Exercise instructions:
Skip the pictures and quote all of the lines exactly.
= = = = = = =
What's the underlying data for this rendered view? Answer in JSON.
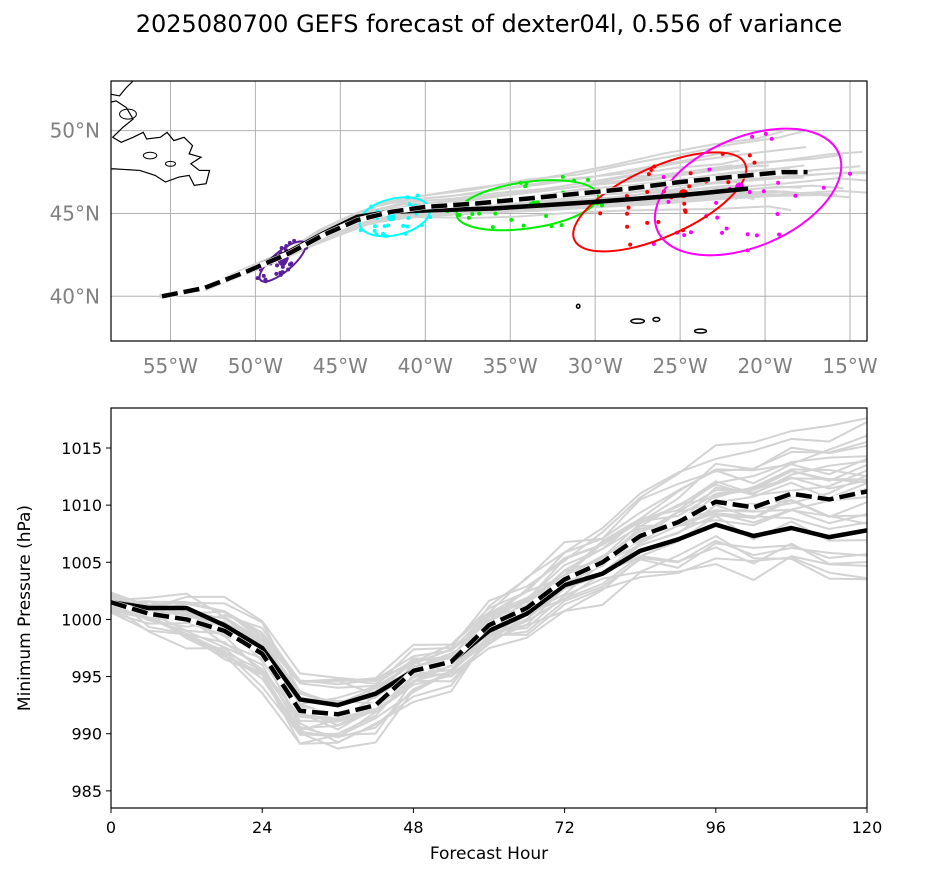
{
  "title": "2025080700 GEFS forecast of dexter04l, 0.556 of variance",
  "chart_data": [
    {
      "type": "map-track",
      "xlim": [
        -58.5,
        -14.0
      ],
      "ylim": [
        37.3,
        53.0
      ],
      "x_ticks": [
        -55,
        -50,
        -45,
        -40,
        -35,
        -30,
        -25,
        -20,
        -15
      ],
      "x_tick_labels": [
        "55°W",
        "50°W",
        "45°W",
        "40°W",
        "35°W",
        "30°W",
        "25°W",
        "20°W",
        "15°W"
      ],
      "y_ticks": [
        40,
        45,
        50
      ],
      "y_tick_labels": [
        "40°N",
        "45°N",
        "50°N"
      ],
      "grid": true,
      "ensemble_color": "#d3d3d3",
      "mean_track": {
        "style": "solid",
        "color": "#000000",
        "lon": [
          -55.5,
          -53,
          -50.5,
          -48,
          -46,
          -44,
          -42,
          -39.5,
          -36,
          -33,
          -30,
          -27.5,
          -25,
          -23,
          -21
        ],
        "lat": [
          40.0,
          40.5,
          41.5,
          42.7,
          43.8,
          44.8,
          45.1,
          45.2,
          45.3,
          45.5,
          45.7,
          45.9,
          46.1,
          46.3,
          46.5
        ]
      },
      "control_track": {
        "style": "dashed",
        "color": "#000000",
        "lon": [
          -55.5,
          -53,
          -50.5,
          -48,
          -46,
          -44,
          -42,
          -40,
          -37,
          -34,
          -31,
          -28,
          -25,
          -22,
          -19,
          -17.5
        ],
        "lat": [
          40.0,
          40.5,
          41.5,
          42.6,
          43.7,
          44.6,
          45.1,
          45.4,
          45.6,
          45.9,
          46.2,
          46.5,
          46.9,
          47.2,
          47.5,
          47.5
        ]
      },
      "ellipses": [
        {
          "color": "#5b1f9a",
          "center": [
            -48.4,
            42.1
          ],
          "rx": 1.7,
          "ry": 0.6,
          "angle": 40,
          "centroid": [
            -48.4,
            42.1
          ]
        },
        {
          "color": "#00ffff",
          "center": [
            -41.8,
            44.8
          ],
          "rx": 2.1,
          "ry": 1.1,
          "angle": 13,
          "centroid": [
            -42.0,
            44.8
          ]
        },
        {
          "color": "#00ee00",
          "center": [
            -34.0,
            45.5
          ],
          "rx": 4.2,
          "ry": 1.4,
          "angle": 8,
          "centroid": [
            -33.5,
            45.6
          ]
        },
        {
          "color": "#ff0000",
          "center": [
            -26.2,
            45.7
          ],
          "rx": 5.5,
          "ry": 2.1,
          "angle": 24,
          "centroid": [
            -24.8,
            46.2
          ]
        },
        {
          "color": "#ff00ff",
          "center": [
            -21.0,
            46.3
          ],
          "rx": 5.8,
          "ry": 3.3,
          "angle": 23,
          "centroid": [
            -21.5,
            46.6
          ]
        }
      ]
    },
    {
      "type": "line",
      "xlabel": "Forecast Hour",
      "ylabel": "Minimum Pressure (hPa)",
      "xlim": [
        0,
        120
      ],
      "ylim": [
        983.5,
        1018.5
      ],
      "x_ticks": [
        0,
        24,
        48,
        72,
        96,
        120
      ],
      "y_ticks": [
        985,
        990,
        995,
        1000,
        1005,
        1010,
        1015
      ],
      "x": [
        0,
        6,
        12,
        18,
        24,
        30,
        36,
        42,
        48,
        54,
        60,
        66,
        72,
        78,
        84,
        90,
        96,
        102,
        108,
        114,
        120
      ],
      "series": [
        {
          "style": "solid",
          "color": "#000000",
          "values": [
            1001.5,
            1001.0,
            1001.0,
            999.5,
            997.5,
            993.0,
            992.5,
            993.5,
            995.5,
            996.3,
            999.0,
            1000.5,
            1003.0,
            1004.0,
            1006.0,
            1007.0,
            1008.3,
            1007.3,
            1008.0,
            1007.2,
            1007.8
          ]
        },
        {
          "style": "dashed",
          "color": "#000000",
          "values": [
            1001.5,
            1000.5,
            1000.0,
            999.0,
            997.0,
            992.0,
            991.7,
            992.5,
            995.5,
            996.3,
            999.5,
            1001.0,
            1003.5,
            1005.0,
            1007.3,
            1008.5,
            1010.3,
            1009.8,
            1011.0,
            1010.5,
            1011.2
          ]
        }
      ],
      "ensemble_color": "#d3d3d3"
    }
  ]
}
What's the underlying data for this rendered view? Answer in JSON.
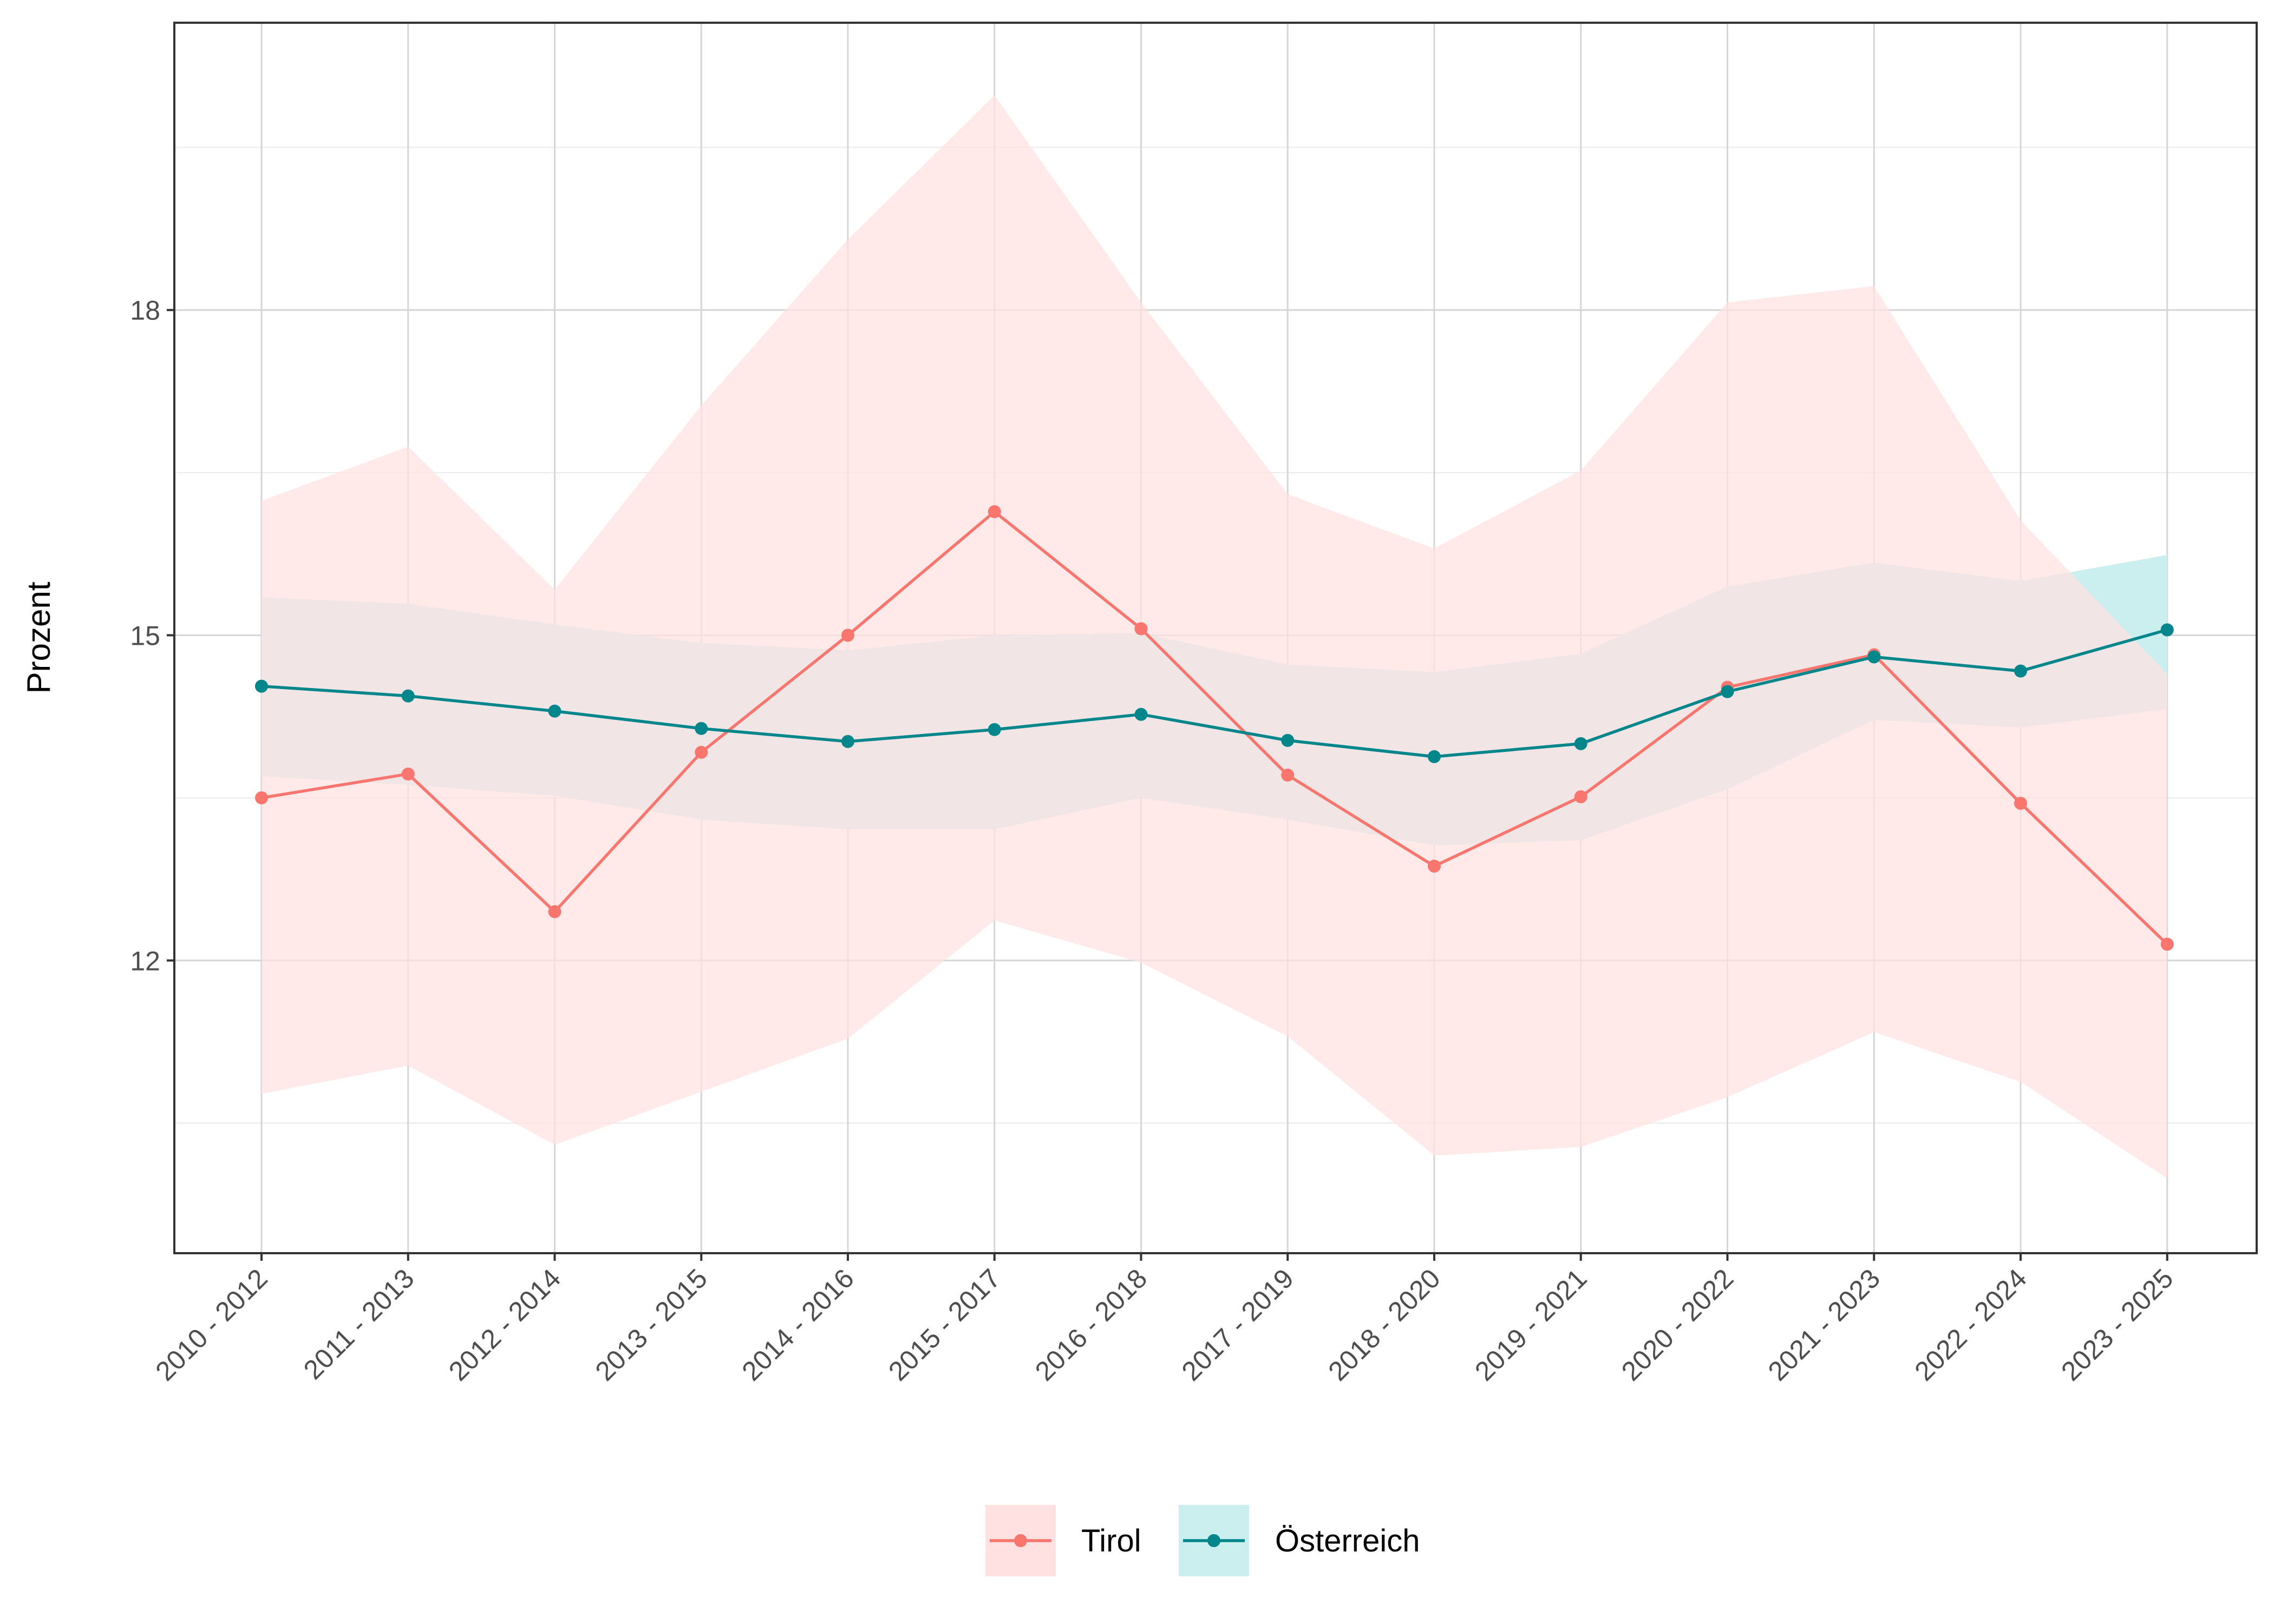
= = = = = = =
Answer to the task:
What's the underlying data for this rendered view? Answer in JSON.
{
  "title": "2025080700 GEFS forecast of dexter04l, 0.556 of variance",
  "chart_data": [
    {
      "type": "map-track",
      "xlim": [
        -58.5,
        -14.0
      ],
      "ylim": [
        37.3,
        53.0
      ],
      "x_ticks": [
        -55,
        -50,
        -45,
        -40,
        -35,
        -30,
        -25,
        -20,
        -15
      ],
      "x_tick_labels": [
        "55°W",
        "50°W",
        "45°W",
        "40°W",
        "35°W",
        "30°W",
        "25°W",
        "20°W",
        "15°W"
      ],
      "y_ticks": [
        40,
        45,
        50
      ],
      "y_tick_labels": [
        "40°N",
        "45°N",
        "50°N"
      ],
      "grid": true,
      "ensemble_color": "#d3d3d3",
      "mean_track": {
        "style": "solid",
        "color": "#000000",
        "lon": [
          -55.5,
          -53,
          -50.5,
          -48,
          -46,
          -44,
          -42,
          -39.5,
          -36,
          -33,
          -30,
          -27.5,
          -25,
          -23,
          -21
        ],
        "lat": [
          40.0,
          40.5,
          41.5,
          42.7,
          43.8,
          44.8,
          45.1,
          45.2,
          45.3,
          45.5,
          45.7,
          45.9,
          46.1,
          46.3,
          46.5
        ]
      },
      "control_track": {
        "style": "dashed",
        "color": "#000000",
        "lon": [
          -55.5,
          -53,
          -50.5,
          -48,
          -46,
          -44,
          -42,
          -40,
          -37,
          -34,
          -31,
          -28,
          -25,
          -22,
          -19,
          -17.5
        ],
        "lat": [
          40.0,
          40.5,
          41.5,
          42.6,
          43.7,
          44.6,
          45.1,
          45.4,
          45.6,
          45.9,
          46.2,
          46.5,
          46.9,
          47.2,
          47.5,
          47.5
        ]
      },
      "ellipses": [
        {
          "color": "#5b1f9a",
          "center": [
            -48.4,
            42.1
          ],
          "rx": 1.7,
          "ry": 0.6,
          "angle": 40,
          "centroid": [
            -48.4,
            42.1
          ]
        },
        {
          "color": "#00ffff",
          "center": [
            -41.8,
            44.8
          ],
          "rx": 2.1,
          "ry": 1.1,
          "angle": 13,
          "centroid": [
            -42.0,
            44.8
          ]
        },
        {
          "color": "#00ee00",
          "center": [
            -34.0,
            45.5
          ],
          "rx": 4.2,
          "ry": 1.4,
          "angle": 8,
          "centroid": [
            -33.5,
            45.6
          ]
        },
        {
          "color": "#ff0000",
          "center": [
            -26.2,
            45.7
          ],
          "rx": 5.5,
          "ry": 2.1,
          "angle": 24,
          "centroid": [
            -24.8,
            46.2
          ]
        },
        {
          "color": "#ff00ff",
          "center": [
            -21.0,
            46.3
          ],
          "rx": 5.8,
          "ry": 3.3,
          "angle": 23,
          "centroid": [
            -21.5,
            46.6
          ]
        }
      ]
    },
    {
      "type": "line",
      "xlabel": "Forecast Hour",
      "ylabel": "Minimum Pressure (hPa)",
      "xlim": [
        0,
        120
      ],
      "ylim": [
        983.5,
        1018.5
      ],
      "x_ticks": [
        0,
        24,
        48,
        72,
        96,
        120
      ],
      "y_ticks": [
        985,
        990,
        995,
        1000,
        1005,
        1010,
        1015
      ],
      "x": [
        0,
        6,
        12,
        18,
        24,
        30,
        36,
        42,
        48,
        54,
        60,
        66,
        72,
        78,
        84,
        90,
        96,
        102,
        108,
        114,
        120
      ],
      "series": [
        {
          "style": "solid",
          "color": "#000000",
          "values": [
            1001.5,
            1001.0,
            1001.0,
            999.5,
            997.5,
            993.0,
            992.5,
            993.5,
            995.5,
            996.3,
            999.0,
            1000.5,
            1003.0,
            1004.0,
            1006.0,
            1007.0,
            1008.3,
            1007.3,
            1008.0,
            1007.2,
            1007.8
          ]
        },
        {
          "style": "dashed",
          "color": "#000000",
          "values": [
            1001.5,
            1000.5,
            1000.0,
            999.0,
            997.0,
            992.0,
            991.7,
            992.5,
            995.5,
            996.3,
            999.5,
            1001.0,
            1003.5,
            1005.0,
            1007.3,
            1008.5,
            1010.3,
            1009.8,
            1011.0,
            1010.5,
            1011.2
          ]
        }
      ],
      "ensemble_color": "#d3d3d3"
    }
  ]
}
What's the underlying data for this rendered view? Answer in JSON.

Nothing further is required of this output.